**SET PROBLEM:**
Pick out the lines below with "دانشگاه" and list them.

Collected data:
• • •
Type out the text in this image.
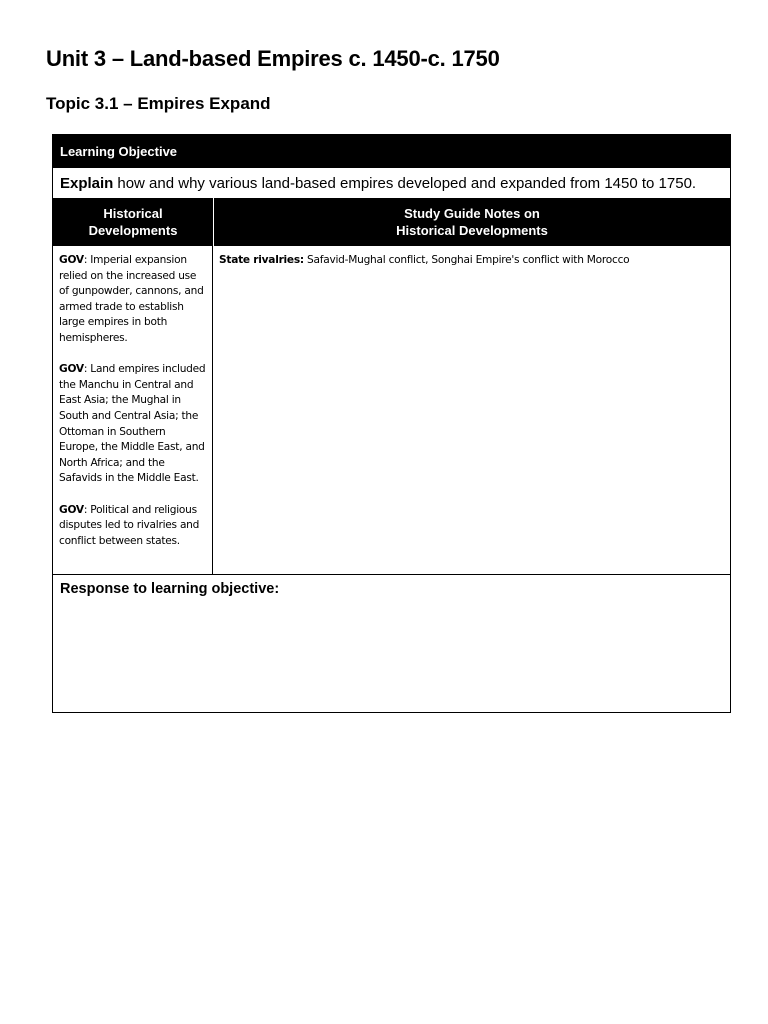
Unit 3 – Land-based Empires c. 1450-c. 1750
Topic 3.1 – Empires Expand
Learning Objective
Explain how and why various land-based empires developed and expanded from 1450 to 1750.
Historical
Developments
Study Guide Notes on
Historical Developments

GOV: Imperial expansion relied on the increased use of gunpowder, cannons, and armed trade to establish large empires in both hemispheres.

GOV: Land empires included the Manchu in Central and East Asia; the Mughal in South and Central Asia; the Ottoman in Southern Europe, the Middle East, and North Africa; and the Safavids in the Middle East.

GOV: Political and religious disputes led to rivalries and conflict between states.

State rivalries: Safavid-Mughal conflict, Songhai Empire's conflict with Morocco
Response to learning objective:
• • •
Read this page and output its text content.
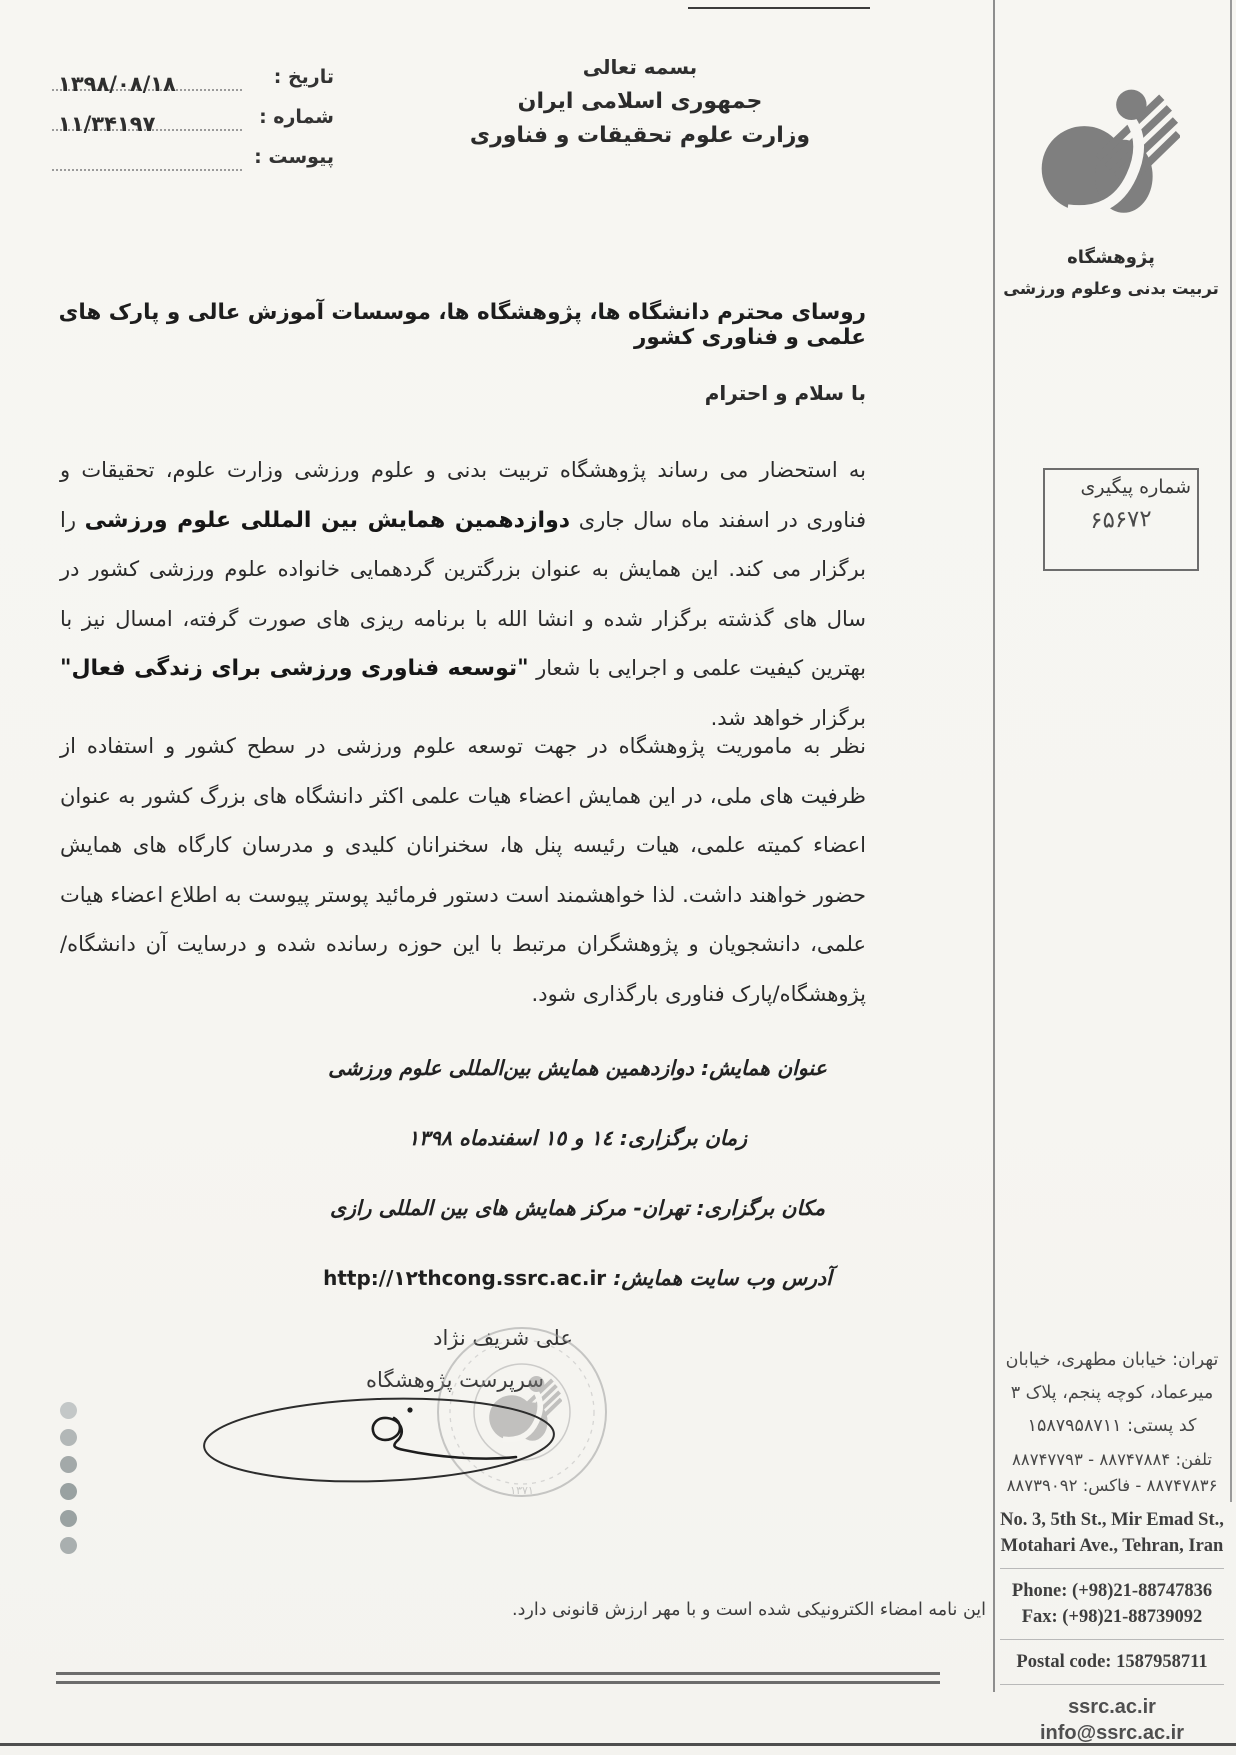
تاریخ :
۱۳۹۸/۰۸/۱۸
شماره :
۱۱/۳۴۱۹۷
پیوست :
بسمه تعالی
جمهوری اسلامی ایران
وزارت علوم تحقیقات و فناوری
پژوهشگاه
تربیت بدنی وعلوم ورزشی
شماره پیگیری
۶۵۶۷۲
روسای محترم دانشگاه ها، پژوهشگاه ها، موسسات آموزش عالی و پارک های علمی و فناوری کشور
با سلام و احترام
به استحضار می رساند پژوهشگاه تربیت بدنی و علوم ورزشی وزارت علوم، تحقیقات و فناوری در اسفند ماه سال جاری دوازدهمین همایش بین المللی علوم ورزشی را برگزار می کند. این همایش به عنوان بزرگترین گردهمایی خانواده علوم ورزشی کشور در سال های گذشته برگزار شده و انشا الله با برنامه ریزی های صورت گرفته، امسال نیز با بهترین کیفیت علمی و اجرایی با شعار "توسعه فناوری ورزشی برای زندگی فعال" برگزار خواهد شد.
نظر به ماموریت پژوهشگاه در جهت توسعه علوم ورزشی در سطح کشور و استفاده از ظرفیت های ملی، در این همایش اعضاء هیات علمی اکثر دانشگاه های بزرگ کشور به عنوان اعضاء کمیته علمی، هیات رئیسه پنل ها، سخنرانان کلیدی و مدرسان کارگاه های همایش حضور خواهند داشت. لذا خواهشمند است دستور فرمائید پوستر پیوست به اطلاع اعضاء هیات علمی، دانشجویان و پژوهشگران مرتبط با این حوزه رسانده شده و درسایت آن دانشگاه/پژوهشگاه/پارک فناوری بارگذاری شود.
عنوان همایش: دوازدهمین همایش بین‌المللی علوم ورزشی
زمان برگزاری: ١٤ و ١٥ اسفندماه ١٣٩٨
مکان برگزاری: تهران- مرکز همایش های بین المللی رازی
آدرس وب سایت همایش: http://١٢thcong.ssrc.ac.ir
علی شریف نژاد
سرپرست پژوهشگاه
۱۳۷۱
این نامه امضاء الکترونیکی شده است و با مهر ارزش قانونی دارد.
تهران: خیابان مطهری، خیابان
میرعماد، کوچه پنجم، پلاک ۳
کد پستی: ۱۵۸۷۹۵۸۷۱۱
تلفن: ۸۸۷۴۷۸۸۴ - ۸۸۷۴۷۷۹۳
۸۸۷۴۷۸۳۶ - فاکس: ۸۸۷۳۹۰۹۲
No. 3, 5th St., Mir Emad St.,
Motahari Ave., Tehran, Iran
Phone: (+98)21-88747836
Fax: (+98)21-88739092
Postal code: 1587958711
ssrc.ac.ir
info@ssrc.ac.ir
• • •
**FINAL ANSWER:**
روسای محترم دانشگاه ها، پژوهشگاه ها، موسسات آموزش عالی و پارک های علمی و فناوری کشور
نظر به ماموریت پژوهشگاه در جهت توسعه علوم ورزشی در سطح کشور و استفاده از ظرفیت های ملی، در این همایش اعضاء هیات علمی اکثر دانشگاه های بزرگ کشور به عنوان اعضاء کمیته علمی، هیات رئیسه پنل ها، سخنرانان کلیدی و مدرسان کارگاه های همایش حضور خواهند داشت. لذا خواهشمند است دستور فرمائید پوستر پیوست به اطلاع اعضاء هیات علمی، دانشجویان و پژوهشگران مرتبط با این حوزه رسانده شده و درسایت آن دانشگاه/پژوهشگاه/پارک فناوری بارگذاری شود.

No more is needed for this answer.